─── 引用文

シリーズ中、最もグロい見た目かつ悲しきフランケンとして誕生したビオランテだが、思いのほか出番は少ない。
それよりもゴジラ出現に備えて対策を練る自衛隊やゴジラの細胞で金儲けしようとする企業を含めたワチャワチャした人間ドラマが見どころである。
恐縮ながらゴジラシリーズはこの『ゴジラvsビオランテ』と『シン・ゴジラ*1』しか観たことがない。
しかしこの『バトルヒーター*2』を彷彿をさせるビオランテの造形だけが妙に生々しく記憶に残っている。子どもへの配慮を無視したグロさよね。
実はゴジラの登場は物語が半分近く進んでから。
どちらかといえば焦点はゴジラという災害への対策を講じる自衛隊や利潤を追い求める企業とのイザコザなど「人」に比重が大きい。この点はシン・ゴジラとも共通点があるかもしれない。

──────
─── 保存データ

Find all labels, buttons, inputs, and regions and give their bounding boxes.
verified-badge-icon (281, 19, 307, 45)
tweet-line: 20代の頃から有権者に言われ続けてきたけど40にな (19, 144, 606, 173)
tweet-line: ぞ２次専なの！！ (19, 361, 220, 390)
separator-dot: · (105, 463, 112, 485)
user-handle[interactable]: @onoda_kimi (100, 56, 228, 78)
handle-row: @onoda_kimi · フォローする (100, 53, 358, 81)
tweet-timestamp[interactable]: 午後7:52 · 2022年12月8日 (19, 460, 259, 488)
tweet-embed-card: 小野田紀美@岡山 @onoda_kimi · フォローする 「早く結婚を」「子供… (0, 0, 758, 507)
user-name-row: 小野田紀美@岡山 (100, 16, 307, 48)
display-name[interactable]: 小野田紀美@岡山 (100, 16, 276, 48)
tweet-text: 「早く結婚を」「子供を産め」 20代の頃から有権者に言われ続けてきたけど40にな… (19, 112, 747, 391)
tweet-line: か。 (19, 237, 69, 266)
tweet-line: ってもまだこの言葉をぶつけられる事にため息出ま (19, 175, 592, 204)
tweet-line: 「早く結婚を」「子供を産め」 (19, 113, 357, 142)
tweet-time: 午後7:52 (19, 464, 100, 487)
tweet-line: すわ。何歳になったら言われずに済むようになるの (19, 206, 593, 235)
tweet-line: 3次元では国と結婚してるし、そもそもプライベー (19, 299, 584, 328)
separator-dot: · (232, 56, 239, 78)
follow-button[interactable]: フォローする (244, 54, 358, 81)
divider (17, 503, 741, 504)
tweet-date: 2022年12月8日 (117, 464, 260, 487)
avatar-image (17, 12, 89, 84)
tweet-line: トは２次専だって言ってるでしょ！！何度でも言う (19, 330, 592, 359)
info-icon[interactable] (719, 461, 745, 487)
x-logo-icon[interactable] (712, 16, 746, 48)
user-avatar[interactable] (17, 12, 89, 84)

──────

| 依頼 |
• a. 『ゴジラvsビオランテ』の感想によると、ゴジラが登場するのは物語のどのあたりか。
• b. 『ゴジラvsビオランテ』の感想を、最後の文の後から書き継いでほしい。
データは『ゴジラvsビオランテ』の感想とは無関係だ。

| 各依頼の答え |
• a. 物語が半分近く進んでから。

• b.
大きく異なるのはシン・ゴジラがゴジラへの対応を実際に我々が体験した震災にダブらせて、政府や各省庁の対応をリアルに描いているのに対し、今作はどうにも登場人物がうろんな存在。
事故で娘を失った植物博士がゴジラの細胞と娘のDNAを組み込んだ植物を融合。超絶進化を遂げビオランテが誕生するわけだが、これは博士の倫理観皆無の100%のエゴで作り出したよね。
そしてビオランテに呼応して出現するゴジラ。この事態の元凶で間違いないこの博士、ことが進行してもまったくの傍観者。常にヌボーっと立っている。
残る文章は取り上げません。